WHAT YOU ARE ASKED TO DO.
Please quote only the lines that start at the one with "Give me the" and go on to the last line of the data, both ends kept.

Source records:
□ □ □ □ □ □ □
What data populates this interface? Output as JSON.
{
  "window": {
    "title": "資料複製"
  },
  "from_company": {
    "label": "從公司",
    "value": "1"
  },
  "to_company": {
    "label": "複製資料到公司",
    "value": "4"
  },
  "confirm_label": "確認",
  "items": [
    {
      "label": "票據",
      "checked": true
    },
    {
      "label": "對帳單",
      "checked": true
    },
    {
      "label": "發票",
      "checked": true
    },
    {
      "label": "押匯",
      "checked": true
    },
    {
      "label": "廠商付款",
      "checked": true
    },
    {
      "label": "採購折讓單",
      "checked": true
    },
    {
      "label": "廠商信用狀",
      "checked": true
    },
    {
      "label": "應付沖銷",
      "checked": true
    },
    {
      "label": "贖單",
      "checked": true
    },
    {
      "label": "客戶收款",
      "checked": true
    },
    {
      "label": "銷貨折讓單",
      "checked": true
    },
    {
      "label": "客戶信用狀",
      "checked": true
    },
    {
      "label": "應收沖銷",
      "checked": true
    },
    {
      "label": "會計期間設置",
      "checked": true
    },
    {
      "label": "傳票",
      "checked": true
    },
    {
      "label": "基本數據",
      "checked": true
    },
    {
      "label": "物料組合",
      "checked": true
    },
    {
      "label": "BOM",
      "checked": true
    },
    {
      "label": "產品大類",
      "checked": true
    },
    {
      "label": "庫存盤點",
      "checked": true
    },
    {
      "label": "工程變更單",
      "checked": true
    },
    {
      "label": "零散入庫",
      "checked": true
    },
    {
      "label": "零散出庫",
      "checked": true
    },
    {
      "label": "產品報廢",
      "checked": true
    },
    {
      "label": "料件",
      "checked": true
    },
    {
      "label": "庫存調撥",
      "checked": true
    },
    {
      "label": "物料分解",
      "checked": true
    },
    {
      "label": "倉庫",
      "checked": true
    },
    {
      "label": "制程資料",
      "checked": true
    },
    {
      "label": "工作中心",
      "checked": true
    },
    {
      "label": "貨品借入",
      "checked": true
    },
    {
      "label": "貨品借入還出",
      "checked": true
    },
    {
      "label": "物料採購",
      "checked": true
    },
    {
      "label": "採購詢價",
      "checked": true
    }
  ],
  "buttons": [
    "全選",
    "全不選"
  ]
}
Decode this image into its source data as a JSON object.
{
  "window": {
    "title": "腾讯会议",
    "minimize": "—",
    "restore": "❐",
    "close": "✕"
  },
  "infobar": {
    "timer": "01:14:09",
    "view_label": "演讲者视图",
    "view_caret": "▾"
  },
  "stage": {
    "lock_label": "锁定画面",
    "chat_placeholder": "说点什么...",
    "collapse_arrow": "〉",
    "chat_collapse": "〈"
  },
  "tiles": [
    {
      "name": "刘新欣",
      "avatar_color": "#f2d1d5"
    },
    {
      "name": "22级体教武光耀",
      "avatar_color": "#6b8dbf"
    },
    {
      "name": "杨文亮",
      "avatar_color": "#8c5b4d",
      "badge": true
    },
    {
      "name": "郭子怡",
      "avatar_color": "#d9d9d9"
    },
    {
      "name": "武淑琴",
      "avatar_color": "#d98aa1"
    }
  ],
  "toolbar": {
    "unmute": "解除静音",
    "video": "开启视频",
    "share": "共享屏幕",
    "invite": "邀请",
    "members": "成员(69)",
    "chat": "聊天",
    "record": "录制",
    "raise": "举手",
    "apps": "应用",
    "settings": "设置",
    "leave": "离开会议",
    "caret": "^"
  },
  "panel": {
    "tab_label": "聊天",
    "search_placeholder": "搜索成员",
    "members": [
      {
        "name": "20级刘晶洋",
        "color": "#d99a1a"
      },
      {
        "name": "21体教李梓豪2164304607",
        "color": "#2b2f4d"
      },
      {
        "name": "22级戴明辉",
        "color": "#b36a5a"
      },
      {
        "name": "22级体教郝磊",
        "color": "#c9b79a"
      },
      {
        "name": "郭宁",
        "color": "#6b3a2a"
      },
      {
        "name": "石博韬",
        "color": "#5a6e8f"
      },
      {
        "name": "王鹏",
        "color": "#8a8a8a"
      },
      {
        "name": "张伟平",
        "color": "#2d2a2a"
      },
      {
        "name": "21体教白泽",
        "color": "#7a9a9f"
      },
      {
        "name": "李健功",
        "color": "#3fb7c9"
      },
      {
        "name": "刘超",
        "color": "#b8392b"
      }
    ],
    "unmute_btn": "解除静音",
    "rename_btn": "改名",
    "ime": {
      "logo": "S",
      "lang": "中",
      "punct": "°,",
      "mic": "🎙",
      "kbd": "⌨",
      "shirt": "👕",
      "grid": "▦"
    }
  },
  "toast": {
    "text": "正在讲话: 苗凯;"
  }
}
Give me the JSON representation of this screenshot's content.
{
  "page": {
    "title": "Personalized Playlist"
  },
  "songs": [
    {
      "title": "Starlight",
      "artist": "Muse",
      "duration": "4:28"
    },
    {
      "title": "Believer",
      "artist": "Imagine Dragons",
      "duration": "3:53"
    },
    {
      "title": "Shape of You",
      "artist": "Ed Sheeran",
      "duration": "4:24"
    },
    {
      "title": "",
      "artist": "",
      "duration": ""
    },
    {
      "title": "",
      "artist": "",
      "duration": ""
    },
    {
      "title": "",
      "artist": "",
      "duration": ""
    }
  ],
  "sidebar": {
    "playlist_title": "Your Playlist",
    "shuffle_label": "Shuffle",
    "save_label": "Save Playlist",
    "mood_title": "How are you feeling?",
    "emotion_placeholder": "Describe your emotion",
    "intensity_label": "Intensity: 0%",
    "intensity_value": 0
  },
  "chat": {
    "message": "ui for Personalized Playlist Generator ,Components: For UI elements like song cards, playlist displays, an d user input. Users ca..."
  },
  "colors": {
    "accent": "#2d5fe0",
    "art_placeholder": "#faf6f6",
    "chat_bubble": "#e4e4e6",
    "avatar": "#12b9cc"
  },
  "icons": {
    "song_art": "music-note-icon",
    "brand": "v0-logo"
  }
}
□ □ □ □ □ □ □
ANSWER TO THIS EXERCISE.
Give me the JSON representation of this screenshot's content.
{
  "page": {
    "title": "Personalized Playlist"
  },
  "songs": [
    {
      "title": "Starlight",
      "artist": "Muse",
      "duration": "4:28"
    },
    {
      "title": "Believer",
      "artist": "Imagine Dragons",
      "duration": "3:53"
    },
    {
      "title": "Shape of You",
      "artist": "Ed Sheeran",
      "duration": "4:24"
    },
    {
      "title": "",
      "artist": "",
      "duration": ""
    },
    {
      "title": "",
      "artist": "",
      "duration": ""
    },
    {
      "title": "",
      "artist": "",
      "duration": ""
    }
  ],
  "sidebar": {
    "playlist_title": "Your Playlist",
    "shuffle_label": "Shuffle",
    "save_label": "Save Playlist",
    "mood_title": "How are you feeling?",
    "emotion_placeholder": "Describe your emotion",
    "intensity_label": "Intensity: 0%",
    "intensity_value": 0
  },
  "chat": {
    "message": "ui for Personalized Playlist Generator ,Components: For UI elements like song cards, playlist displays, an d user input. Users ca..."
  },
  "colors": {
    "accent": "#2d5fe0",
    "art_placeholder": "#faf6f6",
    "chat_bubble": "#e4e4e6",
    "avatar": "#12b9cc"
  },
  "icons": {
    "song_art": "music-note-icon",
    "brand": "v0-logo"
  }
}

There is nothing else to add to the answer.